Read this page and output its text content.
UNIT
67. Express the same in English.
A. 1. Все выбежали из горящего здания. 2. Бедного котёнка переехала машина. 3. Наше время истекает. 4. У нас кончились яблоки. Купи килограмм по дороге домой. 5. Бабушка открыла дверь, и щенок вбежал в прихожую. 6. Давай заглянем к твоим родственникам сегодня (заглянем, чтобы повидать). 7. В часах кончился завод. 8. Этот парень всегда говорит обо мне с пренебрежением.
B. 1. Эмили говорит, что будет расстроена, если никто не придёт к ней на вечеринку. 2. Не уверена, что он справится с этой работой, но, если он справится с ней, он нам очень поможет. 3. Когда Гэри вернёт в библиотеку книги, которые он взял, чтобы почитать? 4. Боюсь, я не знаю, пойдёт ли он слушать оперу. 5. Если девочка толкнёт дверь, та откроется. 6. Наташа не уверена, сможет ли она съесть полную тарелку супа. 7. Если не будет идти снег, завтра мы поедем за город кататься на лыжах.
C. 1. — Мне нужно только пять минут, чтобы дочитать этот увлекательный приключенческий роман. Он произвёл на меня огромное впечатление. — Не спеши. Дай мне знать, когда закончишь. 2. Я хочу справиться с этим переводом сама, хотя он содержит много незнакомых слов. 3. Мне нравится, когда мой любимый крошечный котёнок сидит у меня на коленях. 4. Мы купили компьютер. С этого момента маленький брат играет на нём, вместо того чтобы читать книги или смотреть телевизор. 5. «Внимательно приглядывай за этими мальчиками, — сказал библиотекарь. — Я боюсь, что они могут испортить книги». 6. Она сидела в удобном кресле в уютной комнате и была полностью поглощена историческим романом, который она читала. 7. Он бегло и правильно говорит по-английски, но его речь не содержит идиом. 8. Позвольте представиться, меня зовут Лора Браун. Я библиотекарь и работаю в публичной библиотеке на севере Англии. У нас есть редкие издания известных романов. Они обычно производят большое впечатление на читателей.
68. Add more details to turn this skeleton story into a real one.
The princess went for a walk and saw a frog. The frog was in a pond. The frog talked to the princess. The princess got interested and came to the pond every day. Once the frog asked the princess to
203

* * *

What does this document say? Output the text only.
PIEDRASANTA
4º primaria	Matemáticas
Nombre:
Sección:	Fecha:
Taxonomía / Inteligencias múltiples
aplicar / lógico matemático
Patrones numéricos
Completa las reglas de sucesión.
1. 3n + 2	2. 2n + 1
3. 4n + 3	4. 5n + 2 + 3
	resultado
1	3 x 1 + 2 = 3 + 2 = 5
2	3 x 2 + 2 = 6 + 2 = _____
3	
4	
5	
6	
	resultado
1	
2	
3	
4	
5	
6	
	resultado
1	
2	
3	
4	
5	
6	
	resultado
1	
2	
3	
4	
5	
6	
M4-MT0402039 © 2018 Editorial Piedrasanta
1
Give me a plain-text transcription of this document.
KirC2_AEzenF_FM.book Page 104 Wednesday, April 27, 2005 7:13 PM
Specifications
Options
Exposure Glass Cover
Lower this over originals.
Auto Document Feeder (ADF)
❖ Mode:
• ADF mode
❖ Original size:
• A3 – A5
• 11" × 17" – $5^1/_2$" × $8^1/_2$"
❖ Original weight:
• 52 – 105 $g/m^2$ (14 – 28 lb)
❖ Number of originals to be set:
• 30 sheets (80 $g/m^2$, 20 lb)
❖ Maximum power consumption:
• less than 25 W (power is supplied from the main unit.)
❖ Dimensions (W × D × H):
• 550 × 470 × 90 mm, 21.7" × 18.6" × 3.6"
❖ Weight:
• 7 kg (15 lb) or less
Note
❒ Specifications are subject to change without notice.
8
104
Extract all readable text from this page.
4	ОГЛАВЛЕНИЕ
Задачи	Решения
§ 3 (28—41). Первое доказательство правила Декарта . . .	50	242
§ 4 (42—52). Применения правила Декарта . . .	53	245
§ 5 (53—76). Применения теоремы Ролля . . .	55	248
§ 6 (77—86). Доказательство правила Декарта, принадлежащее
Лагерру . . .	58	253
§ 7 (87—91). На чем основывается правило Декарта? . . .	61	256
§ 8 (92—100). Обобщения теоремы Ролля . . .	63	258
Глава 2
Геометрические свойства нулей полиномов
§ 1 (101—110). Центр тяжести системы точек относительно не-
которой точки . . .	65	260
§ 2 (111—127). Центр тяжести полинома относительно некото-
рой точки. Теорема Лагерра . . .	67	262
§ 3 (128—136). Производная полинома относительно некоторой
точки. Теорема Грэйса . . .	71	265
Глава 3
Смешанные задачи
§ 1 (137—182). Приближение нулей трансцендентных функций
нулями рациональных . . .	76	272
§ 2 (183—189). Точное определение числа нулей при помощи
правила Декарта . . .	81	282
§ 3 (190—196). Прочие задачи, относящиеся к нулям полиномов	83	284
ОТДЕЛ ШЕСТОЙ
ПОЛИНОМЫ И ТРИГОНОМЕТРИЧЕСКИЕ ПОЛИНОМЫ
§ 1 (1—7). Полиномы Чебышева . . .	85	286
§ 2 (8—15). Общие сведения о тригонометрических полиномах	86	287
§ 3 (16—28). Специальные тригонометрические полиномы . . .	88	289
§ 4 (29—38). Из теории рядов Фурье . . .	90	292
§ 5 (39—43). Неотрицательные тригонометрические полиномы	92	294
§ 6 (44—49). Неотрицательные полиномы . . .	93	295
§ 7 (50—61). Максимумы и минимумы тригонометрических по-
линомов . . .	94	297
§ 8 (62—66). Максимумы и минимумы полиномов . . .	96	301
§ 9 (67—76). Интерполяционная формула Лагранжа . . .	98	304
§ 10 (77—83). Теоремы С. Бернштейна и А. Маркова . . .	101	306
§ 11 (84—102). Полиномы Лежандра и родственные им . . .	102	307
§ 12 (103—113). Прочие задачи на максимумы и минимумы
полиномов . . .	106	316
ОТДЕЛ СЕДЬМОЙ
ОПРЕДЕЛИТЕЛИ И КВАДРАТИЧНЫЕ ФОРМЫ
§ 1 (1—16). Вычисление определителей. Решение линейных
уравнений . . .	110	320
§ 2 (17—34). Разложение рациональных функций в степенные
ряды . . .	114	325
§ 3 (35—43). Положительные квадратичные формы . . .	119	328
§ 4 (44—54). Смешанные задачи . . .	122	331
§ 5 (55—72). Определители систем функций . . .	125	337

_Written task:_
Pull every line containing "Specifications" out of the records.

_Solution to this exercise:_
Specifications
❒ Specifications are subject to change without notice.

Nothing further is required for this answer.